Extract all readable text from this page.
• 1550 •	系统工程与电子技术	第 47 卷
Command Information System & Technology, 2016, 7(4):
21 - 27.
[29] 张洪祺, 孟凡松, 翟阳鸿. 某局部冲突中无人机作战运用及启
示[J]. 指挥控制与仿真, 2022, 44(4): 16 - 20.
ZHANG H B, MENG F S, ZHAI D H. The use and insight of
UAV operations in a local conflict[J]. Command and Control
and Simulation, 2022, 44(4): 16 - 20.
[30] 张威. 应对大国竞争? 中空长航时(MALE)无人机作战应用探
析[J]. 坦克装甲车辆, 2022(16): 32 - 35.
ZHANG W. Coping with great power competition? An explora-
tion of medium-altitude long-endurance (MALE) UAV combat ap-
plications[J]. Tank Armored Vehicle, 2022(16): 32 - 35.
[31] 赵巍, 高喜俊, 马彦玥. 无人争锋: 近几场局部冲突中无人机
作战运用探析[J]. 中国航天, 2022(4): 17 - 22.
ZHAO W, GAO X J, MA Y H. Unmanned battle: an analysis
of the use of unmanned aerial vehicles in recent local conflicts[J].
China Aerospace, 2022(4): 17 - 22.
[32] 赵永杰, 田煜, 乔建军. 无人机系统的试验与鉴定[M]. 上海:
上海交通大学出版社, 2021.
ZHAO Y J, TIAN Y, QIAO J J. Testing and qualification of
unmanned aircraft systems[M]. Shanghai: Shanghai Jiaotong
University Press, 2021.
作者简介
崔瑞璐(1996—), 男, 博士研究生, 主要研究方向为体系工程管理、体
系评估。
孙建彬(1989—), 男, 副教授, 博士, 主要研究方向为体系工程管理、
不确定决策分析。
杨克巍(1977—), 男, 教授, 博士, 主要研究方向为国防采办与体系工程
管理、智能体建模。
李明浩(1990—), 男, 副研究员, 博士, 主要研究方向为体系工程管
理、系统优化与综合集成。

## WHAT IS REQUIRED:
Every line of the material must be returned exactly as it appears.

## FINAL ANSWER:
Extract all readable text from this page.
• 1550 •	系统工程与电子技术	第 47 卷
Command Information System & Technology, 2016, 7(4):
21 - 27.
[29] 张洪祺, 孟凡松, 翟阳鸿. 某局部冲突中无人机作战运用及启
示[J]. 指挥控制与仿真, 2022, 44(4): 16 - 20.
ZHANG H B, MENG F S, ZHAI D H. The use and insight of
UAV operations in a local conflict[J]. Command and Control
and Simulation, 2022, 44(4): 16 - 20.
[30] 张威. 应对大国竞争? 中空长航时(MALE)无人机作战应用探
析[J]. 坦克装甲车辆, 2022(16): 32 - 35.
ZHANG W. Coping with great power competition? An explora-
tion of medium-altitude long-endurance (MALE) UAV combat ap-
plications[J]. Tank Armored Vehicle, 2022(16): 32 - 35.
[31] 赵巍, 高喜俊, 马彦玥. 无人争锋: 近几场局部冲突中无人机
作战运用探析[J]. 中国航天, 2022(4): 17 - 22.
ZHAO W, GAO X J, MA Y H. Unmanned battle: an analysis
of the use of unmanned aerial vehicles in recent local conflicts[J].
China Aerospace, 2022(4): 17 - 22.
[32] 赵永杰, 田煜, 乔建军. 无人机系统的试验与鉴定[M]. 上海:
上海交通大学出版社, 2021.
ZHAO Y J, TIAN Y, QIAO J J. Testing and qualification of
unmanned aircraft systems[M]. Shanghai: Shanghai Jiaotong
University Press, 2021.
作者简介
崔瑞璐(1996—), 男, 博士研究生, 主要研究方向为体系工程管理、体
系评估。
孙建彬(1989—), 男, 副教授, 博士, 主要研究方向为体系工程管理、
不确定决策分析。
杨克巍(1977—), 男, 教授, 博士, 主要研究方向为国防采办与体系工程
管理、智能体建模。
李明浩(1990—), 男, 副研究员, 博士, 主要研究方向为体系工程管
理、系统优化与综合集成。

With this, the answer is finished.